**TASK GOAL**
Pictures do not belong in your copy. Repeat all the other data exactly.

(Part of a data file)
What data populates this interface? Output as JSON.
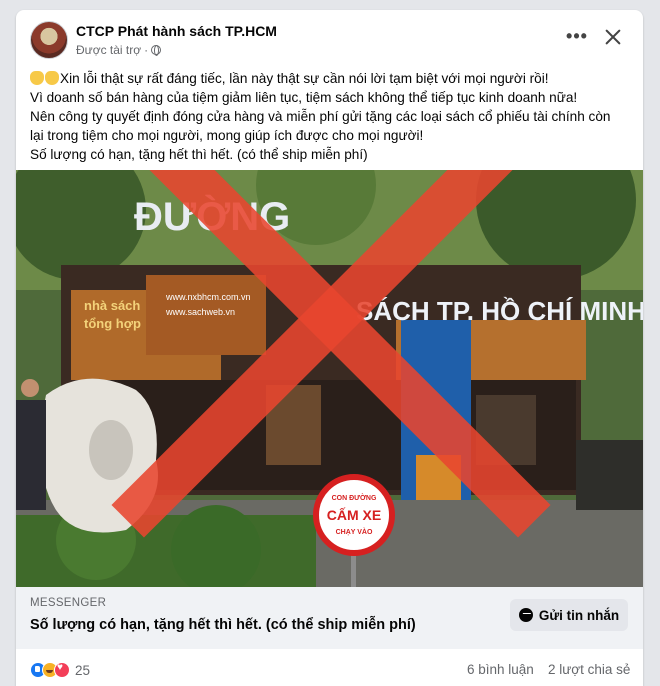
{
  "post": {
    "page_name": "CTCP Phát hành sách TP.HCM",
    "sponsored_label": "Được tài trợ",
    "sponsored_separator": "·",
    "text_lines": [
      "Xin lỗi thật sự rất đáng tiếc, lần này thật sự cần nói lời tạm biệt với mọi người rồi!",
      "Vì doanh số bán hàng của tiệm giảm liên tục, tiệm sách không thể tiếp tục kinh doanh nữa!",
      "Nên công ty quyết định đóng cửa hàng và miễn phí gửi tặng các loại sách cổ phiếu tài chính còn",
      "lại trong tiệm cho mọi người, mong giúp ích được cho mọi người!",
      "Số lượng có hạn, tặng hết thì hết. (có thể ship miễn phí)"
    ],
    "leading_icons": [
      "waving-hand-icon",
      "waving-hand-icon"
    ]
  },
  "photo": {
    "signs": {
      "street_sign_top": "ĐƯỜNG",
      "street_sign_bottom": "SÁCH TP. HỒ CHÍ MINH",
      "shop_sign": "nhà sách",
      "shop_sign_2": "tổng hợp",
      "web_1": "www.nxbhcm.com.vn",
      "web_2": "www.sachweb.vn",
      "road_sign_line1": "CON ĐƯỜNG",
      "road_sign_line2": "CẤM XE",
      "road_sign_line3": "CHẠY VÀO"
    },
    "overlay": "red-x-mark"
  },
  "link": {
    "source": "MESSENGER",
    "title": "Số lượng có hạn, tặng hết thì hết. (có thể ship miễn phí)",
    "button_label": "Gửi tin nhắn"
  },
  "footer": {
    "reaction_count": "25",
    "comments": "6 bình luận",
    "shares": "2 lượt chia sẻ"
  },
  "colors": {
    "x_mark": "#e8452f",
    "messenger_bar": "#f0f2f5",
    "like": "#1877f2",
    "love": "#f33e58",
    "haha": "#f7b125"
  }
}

**RESULT OF THE TASK**
What data populates this interface? Output as JSON.
{
  "post": {
    "page_name": "CTCP Phát hành sách TP.HCM",
    "sponsored_label": "Được tài trợ",
    "sponsored_separator": "·",
    "text_lines": [
      "Xin lỗi thật sự rất đáng tiếc, lần này thật sự cần nói lời tạm biệt với mọi người rồi!",
      "Vì doanh số bán hàng của tiệm giảm liên tục, tiệm sách không thể tiếp tục kinh doanh nữa!",
      "Nên công ty quyết định đóng cửa hàng và miễn phí gửi tặng các loại sách cổ phiếu tài chính còn",
      "lại trong tiệm cho mọi người, mong giúp ích được cho mọi người!",
      "Số lượng có hạn, tặng hết thì hết. (có thể ship miễn phí)"
    ],
    "leading_icons": [
      "waving-hand-icon",
      "waving-hand-icon"
    ]
  },
  "photo": {
    "signs": {
      "street_sign_top": "ĐƯỜNG",
      "street_sign_bottom": "SÁCH TP. HỒ CHÍ MINH",
      "shop_sign": "nhà sách",
      "shop_sign_2": "tổng hợp",
      "web_1": "www.nxbhcm.com.vn",
      "web_2": "www.sachweb.vn",
      "road_sign_line1": "CON ĐƯỜNG",
      "road_sign_line2": "CẤM XE",
      "road_sign_line3": "CHẠY VÀO"
    },
    "overlay": "red-x-mark"
  },
  "link": {
    "source": "MESSENGER",
    "title": "Số lượng có hạn, tặng hết thì hết. (có thể ship miễn phí)",
    "button_label": "Gửi tin nhắn"
  },
  "footer": {
    "reaction_count": "25",
    "comments": "6 bình luận",
    "shares": "2 lượt chia sẻ"
  },
  "colors": {
    "x_mark": "#e8452f",
    "messenger_bar": "#f0f2f5",
    "like": "#1877f2",
    "love": "#f33e58",
    "haha": "#f7b125"
  }
}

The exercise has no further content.